> **OBJECTIVE**:
Your task is to count the lines of the entries below that include the word "with" and to give only the resulting number.
──────── EXERCISE INPUTS
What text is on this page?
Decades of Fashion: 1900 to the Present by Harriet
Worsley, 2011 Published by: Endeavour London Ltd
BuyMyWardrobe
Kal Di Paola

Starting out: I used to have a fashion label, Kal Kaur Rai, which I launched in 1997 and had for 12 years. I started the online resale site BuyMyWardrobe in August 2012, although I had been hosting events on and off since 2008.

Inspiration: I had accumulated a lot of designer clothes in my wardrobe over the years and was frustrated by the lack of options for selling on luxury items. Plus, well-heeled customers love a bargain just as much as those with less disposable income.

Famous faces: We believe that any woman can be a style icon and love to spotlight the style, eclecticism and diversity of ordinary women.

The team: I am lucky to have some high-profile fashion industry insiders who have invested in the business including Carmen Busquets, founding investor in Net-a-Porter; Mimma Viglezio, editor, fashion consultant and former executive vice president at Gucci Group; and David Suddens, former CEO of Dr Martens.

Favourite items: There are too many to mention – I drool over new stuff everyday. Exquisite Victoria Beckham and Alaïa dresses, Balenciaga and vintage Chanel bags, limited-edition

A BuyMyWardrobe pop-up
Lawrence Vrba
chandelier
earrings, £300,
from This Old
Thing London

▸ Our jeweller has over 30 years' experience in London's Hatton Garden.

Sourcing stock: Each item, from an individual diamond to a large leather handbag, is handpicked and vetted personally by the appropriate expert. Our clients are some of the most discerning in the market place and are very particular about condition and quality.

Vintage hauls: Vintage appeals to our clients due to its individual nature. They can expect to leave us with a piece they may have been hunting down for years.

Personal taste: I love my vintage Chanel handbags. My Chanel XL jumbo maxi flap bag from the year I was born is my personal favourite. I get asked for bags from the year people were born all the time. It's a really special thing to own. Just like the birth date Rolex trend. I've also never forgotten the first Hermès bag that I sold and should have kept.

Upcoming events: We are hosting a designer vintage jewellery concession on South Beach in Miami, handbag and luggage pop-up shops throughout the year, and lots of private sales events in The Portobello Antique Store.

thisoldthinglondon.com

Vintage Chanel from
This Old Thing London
────────────────
> **TASK OUTPUT**:
2